▸ **WHAT THE TASK ASKS**
Using the records below, locate all lines containing "times" and return them.

▸ **INFORMATION GIVEN**
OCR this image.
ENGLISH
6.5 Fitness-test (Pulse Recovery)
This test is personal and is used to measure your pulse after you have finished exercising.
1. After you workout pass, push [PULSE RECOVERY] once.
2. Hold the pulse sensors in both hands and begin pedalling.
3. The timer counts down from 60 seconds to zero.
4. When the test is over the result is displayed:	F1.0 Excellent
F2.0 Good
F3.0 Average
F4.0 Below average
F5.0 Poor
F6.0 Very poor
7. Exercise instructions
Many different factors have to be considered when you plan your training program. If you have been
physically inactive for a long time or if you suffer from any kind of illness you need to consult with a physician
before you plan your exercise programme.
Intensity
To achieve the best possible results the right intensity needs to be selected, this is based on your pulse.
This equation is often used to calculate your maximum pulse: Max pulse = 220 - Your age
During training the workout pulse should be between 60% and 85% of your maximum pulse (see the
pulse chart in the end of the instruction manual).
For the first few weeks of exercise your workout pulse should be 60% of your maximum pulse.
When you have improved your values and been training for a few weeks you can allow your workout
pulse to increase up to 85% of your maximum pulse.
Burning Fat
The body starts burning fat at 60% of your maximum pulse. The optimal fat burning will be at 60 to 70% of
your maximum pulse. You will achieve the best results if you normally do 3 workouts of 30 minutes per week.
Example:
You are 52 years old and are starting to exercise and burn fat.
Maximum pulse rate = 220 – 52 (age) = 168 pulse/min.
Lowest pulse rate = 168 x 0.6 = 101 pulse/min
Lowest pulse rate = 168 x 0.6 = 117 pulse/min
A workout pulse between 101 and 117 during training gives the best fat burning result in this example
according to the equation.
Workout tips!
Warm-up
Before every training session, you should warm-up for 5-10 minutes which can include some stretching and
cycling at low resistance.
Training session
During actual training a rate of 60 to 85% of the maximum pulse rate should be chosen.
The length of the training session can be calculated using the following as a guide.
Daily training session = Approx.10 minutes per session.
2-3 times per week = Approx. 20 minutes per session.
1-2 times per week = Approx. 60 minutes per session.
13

▸ **WRITTEN RESPONSE**
2-3 times per week = Approx. 20 minutes per session.
1-2 times per week = Approx. 60 minutes per session.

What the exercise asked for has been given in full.